(Entries from a dataset)

####################

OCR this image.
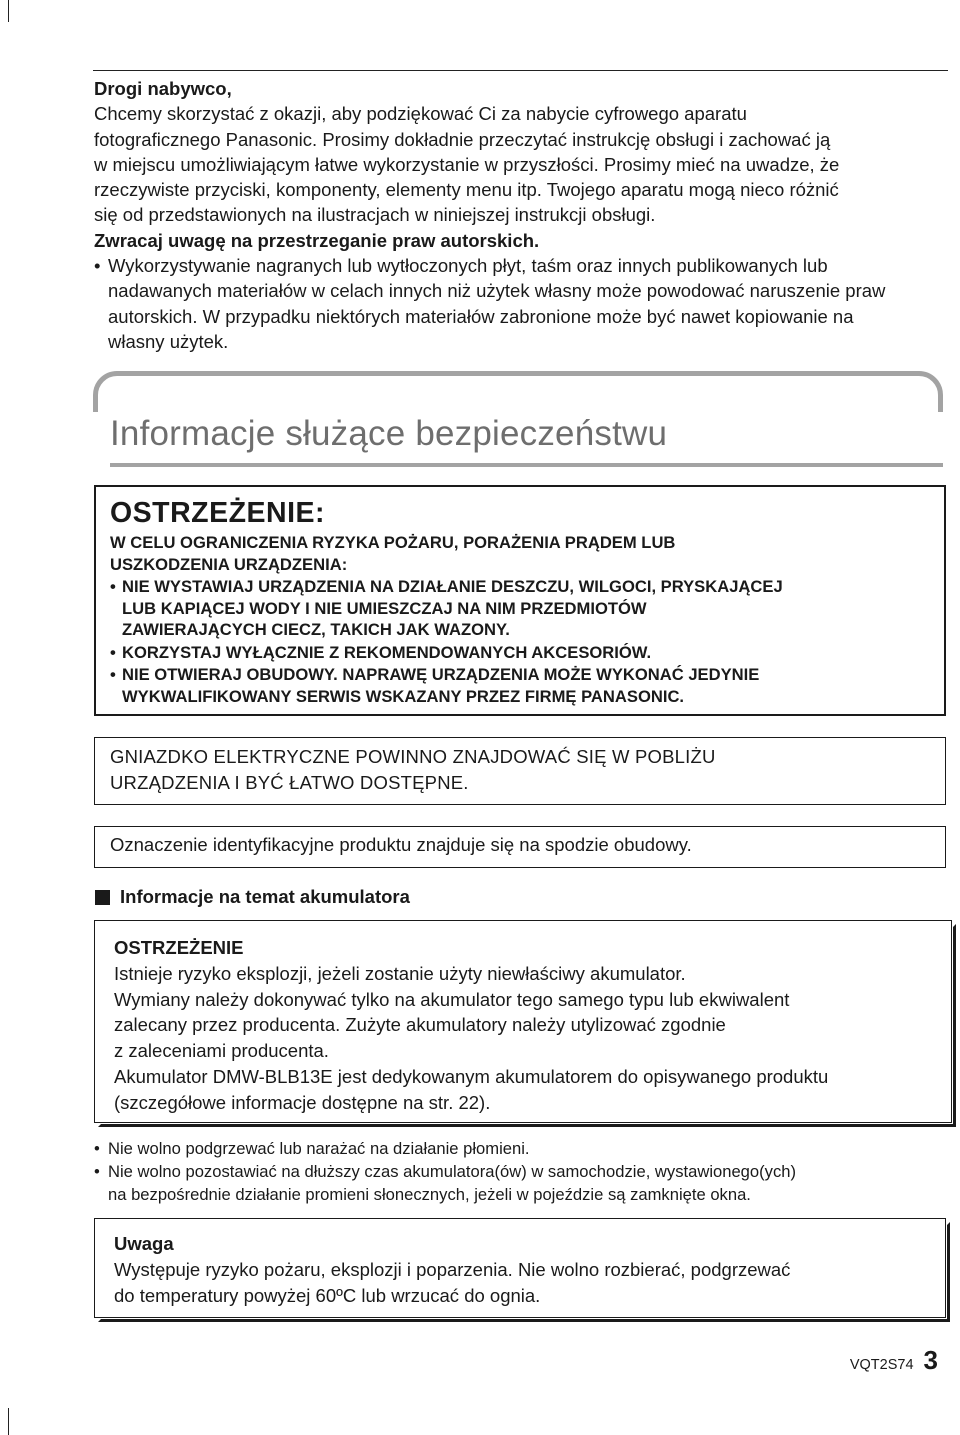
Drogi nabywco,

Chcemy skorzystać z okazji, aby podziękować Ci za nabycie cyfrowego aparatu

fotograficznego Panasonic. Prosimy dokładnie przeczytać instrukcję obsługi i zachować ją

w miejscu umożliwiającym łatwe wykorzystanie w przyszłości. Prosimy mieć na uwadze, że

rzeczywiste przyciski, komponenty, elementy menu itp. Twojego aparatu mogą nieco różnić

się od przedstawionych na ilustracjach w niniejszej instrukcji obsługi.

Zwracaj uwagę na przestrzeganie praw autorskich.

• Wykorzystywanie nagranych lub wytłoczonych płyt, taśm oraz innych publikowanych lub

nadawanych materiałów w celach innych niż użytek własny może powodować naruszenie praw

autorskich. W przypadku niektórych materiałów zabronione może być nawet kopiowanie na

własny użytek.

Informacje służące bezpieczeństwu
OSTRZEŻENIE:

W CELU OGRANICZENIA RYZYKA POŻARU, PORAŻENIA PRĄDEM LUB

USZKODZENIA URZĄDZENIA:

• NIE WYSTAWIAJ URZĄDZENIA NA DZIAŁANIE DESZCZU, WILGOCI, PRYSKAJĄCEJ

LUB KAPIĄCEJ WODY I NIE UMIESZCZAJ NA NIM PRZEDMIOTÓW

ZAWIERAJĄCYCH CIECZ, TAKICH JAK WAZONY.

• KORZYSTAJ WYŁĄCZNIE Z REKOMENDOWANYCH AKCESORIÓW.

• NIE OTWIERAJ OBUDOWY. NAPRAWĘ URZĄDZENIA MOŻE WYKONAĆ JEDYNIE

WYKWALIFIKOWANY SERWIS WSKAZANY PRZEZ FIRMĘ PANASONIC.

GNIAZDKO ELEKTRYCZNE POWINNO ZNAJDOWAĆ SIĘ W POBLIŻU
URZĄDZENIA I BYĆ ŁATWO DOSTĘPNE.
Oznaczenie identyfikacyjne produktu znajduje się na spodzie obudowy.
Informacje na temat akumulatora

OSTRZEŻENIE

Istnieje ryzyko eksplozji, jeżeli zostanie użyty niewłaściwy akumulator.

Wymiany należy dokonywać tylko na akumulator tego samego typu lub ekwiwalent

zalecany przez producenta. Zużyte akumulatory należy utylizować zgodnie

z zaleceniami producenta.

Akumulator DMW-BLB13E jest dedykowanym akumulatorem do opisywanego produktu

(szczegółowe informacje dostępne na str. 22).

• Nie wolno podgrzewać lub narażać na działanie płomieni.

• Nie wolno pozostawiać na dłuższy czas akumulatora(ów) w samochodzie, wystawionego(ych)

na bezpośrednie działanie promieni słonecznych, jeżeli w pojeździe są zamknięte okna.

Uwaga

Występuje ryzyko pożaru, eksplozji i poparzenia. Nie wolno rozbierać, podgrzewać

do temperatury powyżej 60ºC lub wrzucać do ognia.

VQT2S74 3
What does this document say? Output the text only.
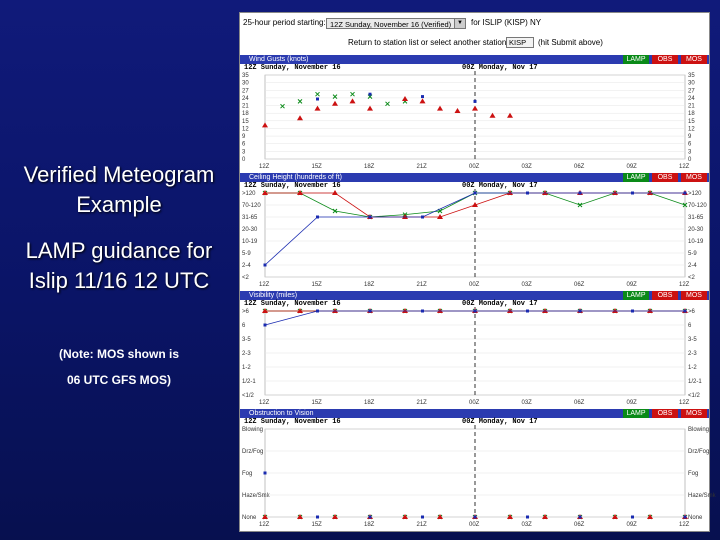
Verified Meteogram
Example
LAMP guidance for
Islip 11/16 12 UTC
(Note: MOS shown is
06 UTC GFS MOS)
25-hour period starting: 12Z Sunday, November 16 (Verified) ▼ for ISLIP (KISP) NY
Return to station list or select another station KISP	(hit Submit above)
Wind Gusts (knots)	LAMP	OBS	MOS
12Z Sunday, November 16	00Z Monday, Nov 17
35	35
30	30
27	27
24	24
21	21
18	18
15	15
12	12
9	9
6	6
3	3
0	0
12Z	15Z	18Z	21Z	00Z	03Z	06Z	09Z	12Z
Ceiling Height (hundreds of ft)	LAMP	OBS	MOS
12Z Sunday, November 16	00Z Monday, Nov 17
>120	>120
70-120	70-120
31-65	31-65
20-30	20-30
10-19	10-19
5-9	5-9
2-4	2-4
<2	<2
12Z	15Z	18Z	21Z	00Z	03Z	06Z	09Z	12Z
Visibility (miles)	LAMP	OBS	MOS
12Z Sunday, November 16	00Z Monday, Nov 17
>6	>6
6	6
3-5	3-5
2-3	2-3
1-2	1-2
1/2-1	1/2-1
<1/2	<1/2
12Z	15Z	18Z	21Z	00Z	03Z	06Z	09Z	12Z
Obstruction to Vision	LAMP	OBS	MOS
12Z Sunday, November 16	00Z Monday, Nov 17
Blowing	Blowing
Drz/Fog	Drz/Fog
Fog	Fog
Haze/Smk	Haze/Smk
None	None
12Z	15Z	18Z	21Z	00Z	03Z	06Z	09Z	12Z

####################

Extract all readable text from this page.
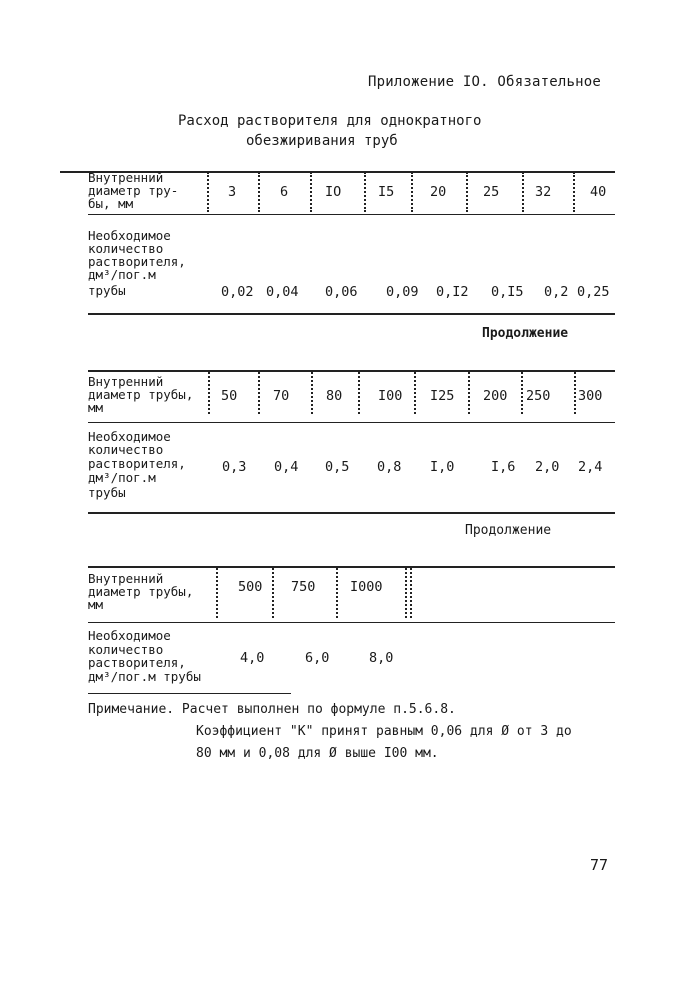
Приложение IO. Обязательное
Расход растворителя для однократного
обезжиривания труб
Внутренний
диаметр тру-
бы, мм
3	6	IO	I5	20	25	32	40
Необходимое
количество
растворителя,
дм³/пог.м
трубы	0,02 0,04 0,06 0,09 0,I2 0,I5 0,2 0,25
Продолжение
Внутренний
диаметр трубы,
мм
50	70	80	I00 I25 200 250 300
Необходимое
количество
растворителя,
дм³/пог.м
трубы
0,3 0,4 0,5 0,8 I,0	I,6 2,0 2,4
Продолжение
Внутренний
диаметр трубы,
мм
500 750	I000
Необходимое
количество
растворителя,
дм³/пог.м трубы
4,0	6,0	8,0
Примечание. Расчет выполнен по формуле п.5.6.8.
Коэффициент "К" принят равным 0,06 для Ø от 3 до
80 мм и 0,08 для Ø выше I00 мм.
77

####################

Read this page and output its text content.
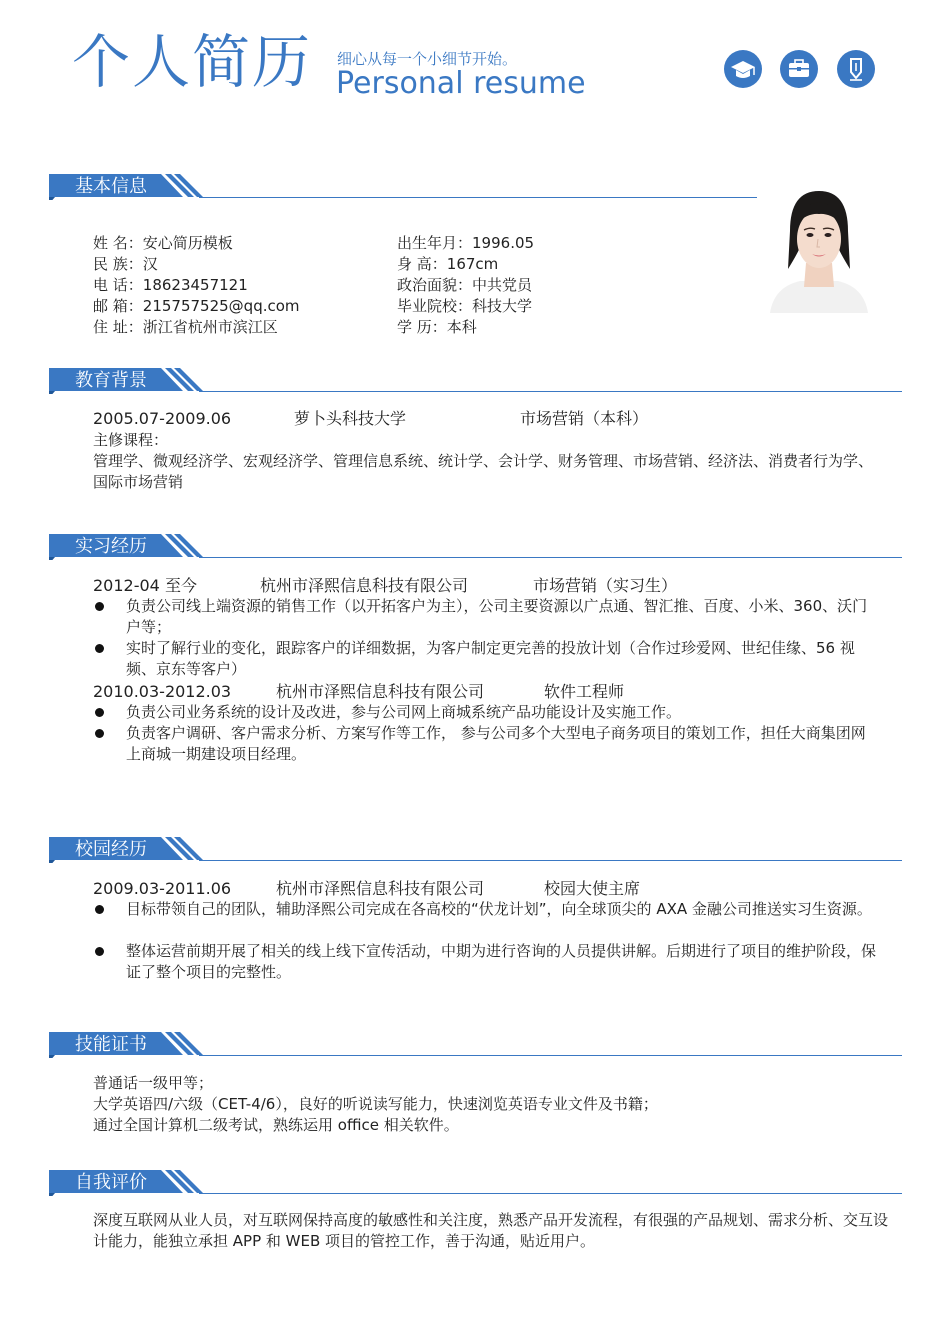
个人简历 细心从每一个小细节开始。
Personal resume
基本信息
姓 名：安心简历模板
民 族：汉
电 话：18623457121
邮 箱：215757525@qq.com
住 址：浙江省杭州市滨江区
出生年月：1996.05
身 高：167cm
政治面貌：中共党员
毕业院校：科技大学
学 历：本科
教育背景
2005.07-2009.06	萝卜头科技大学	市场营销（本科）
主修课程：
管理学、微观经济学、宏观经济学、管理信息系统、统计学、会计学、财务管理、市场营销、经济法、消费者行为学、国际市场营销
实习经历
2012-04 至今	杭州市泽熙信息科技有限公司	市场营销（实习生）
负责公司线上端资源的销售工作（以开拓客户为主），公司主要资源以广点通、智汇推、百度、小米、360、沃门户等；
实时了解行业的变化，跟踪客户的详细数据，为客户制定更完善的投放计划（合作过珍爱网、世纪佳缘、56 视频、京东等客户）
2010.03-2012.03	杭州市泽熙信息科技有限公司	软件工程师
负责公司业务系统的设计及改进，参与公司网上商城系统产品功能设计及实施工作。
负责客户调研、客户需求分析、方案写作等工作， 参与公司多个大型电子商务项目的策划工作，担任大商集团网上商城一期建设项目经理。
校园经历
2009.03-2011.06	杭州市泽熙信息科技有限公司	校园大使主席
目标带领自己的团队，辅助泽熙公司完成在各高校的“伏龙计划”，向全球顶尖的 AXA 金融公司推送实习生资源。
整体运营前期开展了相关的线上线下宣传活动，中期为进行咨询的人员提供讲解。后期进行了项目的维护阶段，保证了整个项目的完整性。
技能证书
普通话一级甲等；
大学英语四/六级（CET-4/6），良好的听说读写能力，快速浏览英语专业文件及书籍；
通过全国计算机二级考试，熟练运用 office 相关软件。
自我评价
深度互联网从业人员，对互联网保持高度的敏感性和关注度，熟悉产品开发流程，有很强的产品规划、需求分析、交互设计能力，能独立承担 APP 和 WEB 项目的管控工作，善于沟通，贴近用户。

####################

* **What is expected**: Search the entries for the word "obsługi", then gather every line that has it.

* **Result for this task**:
fotograficznego Panasonic. Prosimy dokładnie przeczytać instrukcję obsługi i zachować ją
się od przedstawionych na ilustracjach w niniejszej instrukcji obsługi.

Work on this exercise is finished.